◆ **EXERCISE**
Copy each line that has the string "BON的角平分线" somewhere in it.

[Dataset items]
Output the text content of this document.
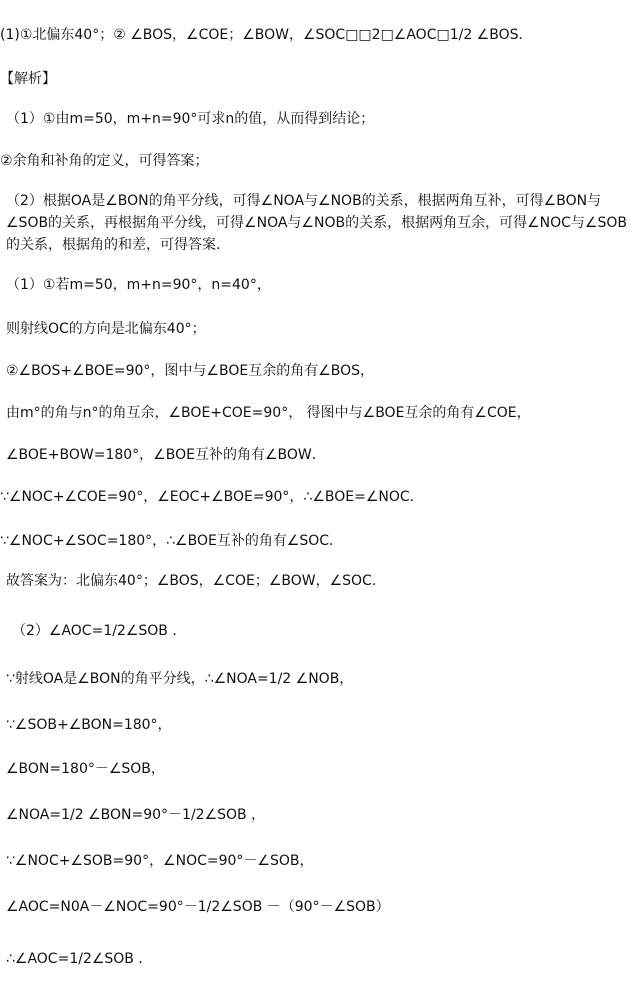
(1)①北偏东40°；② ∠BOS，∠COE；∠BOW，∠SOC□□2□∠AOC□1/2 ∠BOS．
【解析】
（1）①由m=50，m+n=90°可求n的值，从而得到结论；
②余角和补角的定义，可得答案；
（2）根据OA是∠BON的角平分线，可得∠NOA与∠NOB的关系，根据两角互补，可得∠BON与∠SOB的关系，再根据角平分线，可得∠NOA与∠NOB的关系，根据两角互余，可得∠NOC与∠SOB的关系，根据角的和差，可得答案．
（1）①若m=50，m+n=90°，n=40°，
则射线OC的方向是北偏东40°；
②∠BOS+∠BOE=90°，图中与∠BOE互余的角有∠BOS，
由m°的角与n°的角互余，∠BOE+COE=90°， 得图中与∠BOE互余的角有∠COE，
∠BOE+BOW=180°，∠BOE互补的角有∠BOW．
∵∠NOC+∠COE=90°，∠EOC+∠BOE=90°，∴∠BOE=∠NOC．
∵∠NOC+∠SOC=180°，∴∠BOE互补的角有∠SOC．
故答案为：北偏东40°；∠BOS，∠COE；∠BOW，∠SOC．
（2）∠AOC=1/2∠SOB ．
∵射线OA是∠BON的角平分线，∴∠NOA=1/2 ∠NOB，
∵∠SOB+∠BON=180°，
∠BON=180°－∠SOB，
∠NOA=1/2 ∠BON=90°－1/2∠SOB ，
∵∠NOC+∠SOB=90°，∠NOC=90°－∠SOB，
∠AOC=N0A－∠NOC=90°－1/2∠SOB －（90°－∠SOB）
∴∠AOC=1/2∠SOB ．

◆ **RESULT OF THIS EXERCISE**
（2）根据OA是∠BON的角平分线，可得∠NOA与∠NOB的关系，根据两角互补，可得∠BON与∠SOB的关系，再根据角平分线，可得∠NOA与∠NOB的关系，根据两角互余，可得∠NOC与∠SOB的关系，根据角的和差，可得答案．
∵射线OA是∠BON的角平分线，∴∠NOA=1/2 ∠NOB，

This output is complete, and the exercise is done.